Tasks for this exercise:
A - In the excerpt about Newton's absolute space, what did accepting absolute space mean also accepting?
B - List every word the excerpt about Newton's absolute space uses to describe what teens are now.
# start of Excerpted text
And the idea that things are fixed in concrete is also somewhat adolescent, as teens often don't think of the long term affects of what they're doing. They are now young, healthy, and carefree and therefore always will be in their minds. And their simplistic and idealistic views of the world are, to them, crystal clear and obviously correct. But eventually, they learn - often in the school of hard knocks - that things are not black and white, nor set in concrete. So also did the adolescent age of science where everything was black and white give way to a less fixed, less absolute idea of the universe.

Accepting Newton's absolute space meant accepting an absolute conception of acceleration, and in particular, accepting an absolute answer regarding who or what is really spinning.

Why wouldn't relative acceleration, like relative velocity, be the only thing that's relevant when considering motion at velocity that isn't constant? The existence of absolute space decreed otherwise, but...this seemed thoroughly peculiar.
# end of Excerpted text
# start of Data shown
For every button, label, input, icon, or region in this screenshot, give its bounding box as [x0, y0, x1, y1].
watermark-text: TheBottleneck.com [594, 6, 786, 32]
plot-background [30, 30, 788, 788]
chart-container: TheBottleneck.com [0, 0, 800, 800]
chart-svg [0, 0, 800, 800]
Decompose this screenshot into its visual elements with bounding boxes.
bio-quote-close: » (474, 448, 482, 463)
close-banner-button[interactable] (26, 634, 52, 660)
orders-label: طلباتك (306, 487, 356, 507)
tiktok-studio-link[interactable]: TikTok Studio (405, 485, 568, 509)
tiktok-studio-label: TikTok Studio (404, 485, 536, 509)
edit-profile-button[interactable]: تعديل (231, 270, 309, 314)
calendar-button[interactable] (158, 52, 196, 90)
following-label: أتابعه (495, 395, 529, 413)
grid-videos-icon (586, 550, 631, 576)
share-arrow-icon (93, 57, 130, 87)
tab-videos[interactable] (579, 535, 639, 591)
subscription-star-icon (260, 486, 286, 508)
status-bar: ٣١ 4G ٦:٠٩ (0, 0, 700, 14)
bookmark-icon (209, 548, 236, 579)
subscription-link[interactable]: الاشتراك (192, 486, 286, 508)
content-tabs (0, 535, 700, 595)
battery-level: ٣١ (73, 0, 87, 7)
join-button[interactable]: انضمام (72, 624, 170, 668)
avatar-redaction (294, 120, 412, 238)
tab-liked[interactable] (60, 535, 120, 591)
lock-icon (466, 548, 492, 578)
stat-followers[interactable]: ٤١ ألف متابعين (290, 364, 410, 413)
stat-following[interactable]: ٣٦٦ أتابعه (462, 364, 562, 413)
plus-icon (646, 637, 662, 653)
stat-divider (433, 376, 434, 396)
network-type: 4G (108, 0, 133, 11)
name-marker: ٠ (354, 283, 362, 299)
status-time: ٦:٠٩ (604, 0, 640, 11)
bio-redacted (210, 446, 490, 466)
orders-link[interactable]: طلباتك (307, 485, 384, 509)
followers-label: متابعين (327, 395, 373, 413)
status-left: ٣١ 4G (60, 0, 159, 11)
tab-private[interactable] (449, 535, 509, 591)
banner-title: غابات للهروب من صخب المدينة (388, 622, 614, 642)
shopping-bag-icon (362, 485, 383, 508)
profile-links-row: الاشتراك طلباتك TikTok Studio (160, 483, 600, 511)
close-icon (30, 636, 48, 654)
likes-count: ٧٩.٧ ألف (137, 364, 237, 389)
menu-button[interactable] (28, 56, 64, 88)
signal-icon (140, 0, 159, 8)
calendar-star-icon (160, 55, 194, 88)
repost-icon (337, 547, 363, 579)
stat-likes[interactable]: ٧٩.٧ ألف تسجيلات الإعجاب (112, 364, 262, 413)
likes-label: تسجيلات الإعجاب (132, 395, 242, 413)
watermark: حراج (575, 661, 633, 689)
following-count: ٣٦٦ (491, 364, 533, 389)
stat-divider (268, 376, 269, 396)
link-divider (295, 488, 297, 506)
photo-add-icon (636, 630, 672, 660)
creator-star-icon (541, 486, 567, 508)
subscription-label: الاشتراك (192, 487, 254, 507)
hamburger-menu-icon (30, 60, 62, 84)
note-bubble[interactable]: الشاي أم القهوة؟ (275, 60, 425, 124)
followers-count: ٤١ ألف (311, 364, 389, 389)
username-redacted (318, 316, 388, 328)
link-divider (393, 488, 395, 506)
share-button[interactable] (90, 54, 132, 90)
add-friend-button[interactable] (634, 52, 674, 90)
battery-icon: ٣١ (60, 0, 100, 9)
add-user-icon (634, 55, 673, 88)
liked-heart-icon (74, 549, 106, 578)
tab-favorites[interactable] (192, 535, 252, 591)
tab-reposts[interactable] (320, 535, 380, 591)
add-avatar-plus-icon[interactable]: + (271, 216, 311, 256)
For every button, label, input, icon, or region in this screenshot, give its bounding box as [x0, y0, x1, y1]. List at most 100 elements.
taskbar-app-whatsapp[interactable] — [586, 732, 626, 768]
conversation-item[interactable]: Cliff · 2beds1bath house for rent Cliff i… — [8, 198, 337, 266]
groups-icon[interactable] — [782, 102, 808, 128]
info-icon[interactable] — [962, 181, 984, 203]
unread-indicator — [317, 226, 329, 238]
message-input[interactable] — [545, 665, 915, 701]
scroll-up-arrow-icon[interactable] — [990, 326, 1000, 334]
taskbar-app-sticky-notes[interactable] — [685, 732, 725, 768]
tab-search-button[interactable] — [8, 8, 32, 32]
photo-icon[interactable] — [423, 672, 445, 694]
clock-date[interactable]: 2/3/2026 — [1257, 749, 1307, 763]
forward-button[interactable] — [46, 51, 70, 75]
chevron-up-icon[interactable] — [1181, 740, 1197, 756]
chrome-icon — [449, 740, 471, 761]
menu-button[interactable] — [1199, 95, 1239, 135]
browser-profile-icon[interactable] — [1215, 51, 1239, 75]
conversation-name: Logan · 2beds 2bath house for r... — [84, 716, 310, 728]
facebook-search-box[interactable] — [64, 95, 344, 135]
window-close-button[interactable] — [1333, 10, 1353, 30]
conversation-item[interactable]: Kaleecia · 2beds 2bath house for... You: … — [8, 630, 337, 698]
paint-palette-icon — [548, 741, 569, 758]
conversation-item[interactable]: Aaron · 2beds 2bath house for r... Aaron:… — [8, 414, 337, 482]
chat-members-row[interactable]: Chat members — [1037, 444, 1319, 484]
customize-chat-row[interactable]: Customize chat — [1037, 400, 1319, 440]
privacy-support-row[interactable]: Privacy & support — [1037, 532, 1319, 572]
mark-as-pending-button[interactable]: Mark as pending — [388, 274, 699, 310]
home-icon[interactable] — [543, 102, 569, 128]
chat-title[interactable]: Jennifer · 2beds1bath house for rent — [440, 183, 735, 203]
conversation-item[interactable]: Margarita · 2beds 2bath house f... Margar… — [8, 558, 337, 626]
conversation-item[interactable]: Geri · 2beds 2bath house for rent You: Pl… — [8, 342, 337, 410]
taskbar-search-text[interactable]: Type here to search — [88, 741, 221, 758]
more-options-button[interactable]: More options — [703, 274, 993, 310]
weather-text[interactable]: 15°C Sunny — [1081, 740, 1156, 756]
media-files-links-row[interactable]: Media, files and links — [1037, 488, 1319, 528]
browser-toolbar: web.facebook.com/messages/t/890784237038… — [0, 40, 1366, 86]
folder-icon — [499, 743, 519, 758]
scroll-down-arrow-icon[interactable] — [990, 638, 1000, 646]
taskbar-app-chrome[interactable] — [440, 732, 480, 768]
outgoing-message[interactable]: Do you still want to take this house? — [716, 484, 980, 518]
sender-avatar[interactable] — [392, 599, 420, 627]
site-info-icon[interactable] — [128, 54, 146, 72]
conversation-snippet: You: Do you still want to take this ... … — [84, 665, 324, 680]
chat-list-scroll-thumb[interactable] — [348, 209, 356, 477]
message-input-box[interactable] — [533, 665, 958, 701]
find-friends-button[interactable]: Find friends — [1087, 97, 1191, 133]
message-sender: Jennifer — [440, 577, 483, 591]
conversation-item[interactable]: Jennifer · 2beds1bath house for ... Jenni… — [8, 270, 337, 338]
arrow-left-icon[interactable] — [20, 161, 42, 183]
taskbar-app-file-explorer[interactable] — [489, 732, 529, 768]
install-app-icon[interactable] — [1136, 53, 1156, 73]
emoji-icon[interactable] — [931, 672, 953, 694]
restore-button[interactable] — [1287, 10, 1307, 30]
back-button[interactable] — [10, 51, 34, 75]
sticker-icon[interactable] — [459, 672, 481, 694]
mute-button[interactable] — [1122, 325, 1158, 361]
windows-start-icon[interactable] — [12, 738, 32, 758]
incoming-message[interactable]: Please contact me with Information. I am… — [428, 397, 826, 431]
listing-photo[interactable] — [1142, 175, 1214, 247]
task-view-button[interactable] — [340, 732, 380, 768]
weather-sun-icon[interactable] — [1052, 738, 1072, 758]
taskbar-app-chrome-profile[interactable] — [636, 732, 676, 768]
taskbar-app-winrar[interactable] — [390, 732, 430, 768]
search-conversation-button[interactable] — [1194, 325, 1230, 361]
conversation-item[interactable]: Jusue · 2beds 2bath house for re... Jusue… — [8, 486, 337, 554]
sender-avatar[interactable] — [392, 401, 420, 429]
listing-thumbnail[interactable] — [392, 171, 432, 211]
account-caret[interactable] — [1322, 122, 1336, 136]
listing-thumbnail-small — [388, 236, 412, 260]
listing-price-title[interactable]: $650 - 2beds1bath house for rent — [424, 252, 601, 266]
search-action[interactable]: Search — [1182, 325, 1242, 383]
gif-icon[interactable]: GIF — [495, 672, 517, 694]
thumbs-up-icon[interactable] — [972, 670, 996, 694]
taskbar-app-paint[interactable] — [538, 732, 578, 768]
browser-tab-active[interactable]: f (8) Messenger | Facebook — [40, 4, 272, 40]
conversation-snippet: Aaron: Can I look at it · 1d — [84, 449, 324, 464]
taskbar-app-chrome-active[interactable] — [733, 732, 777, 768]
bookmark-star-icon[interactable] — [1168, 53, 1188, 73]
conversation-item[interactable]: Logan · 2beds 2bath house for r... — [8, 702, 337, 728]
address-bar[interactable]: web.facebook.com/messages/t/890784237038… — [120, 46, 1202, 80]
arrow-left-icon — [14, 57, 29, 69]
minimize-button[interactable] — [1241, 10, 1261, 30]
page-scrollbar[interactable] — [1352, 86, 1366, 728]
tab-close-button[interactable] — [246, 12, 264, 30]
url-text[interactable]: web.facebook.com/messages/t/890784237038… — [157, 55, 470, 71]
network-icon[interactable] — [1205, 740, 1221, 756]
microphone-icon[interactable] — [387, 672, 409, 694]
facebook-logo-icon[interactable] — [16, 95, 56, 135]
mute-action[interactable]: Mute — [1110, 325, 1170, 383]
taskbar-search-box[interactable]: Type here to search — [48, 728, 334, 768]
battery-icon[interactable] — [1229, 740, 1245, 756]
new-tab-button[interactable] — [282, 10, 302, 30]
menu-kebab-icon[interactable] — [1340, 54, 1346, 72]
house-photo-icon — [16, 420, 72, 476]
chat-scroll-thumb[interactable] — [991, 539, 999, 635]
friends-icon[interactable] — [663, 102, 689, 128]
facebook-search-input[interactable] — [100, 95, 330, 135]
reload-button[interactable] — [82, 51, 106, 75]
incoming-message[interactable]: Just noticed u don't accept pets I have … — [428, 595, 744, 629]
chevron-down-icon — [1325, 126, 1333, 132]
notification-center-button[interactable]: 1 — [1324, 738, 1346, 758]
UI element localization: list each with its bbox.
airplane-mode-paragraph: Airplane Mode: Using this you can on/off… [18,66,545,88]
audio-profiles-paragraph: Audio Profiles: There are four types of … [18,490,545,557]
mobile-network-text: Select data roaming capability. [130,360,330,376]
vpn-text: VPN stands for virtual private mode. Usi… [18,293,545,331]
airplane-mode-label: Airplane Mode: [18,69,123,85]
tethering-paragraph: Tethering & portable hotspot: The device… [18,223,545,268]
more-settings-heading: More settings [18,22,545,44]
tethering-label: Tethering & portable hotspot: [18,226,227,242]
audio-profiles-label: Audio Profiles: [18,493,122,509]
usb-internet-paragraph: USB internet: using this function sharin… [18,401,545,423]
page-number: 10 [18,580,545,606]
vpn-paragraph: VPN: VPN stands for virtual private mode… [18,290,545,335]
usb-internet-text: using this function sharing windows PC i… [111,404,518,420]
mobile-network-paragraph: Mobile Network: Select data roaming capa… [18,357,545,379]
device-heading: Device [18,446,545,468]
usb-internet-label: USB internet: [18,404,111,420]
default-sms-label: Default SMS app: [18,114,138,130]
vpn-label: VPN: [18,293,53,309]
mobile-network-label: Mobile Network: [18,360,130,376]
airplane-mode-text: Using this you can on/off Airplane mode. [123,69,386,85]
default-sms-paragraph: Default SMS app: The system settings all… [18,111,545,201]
# end of Data shown
Outputs by task:
A - An absolute conception of acceleration and, in particular, an absolute answer about who or what is really spinning.

B -
young
healthy
carefree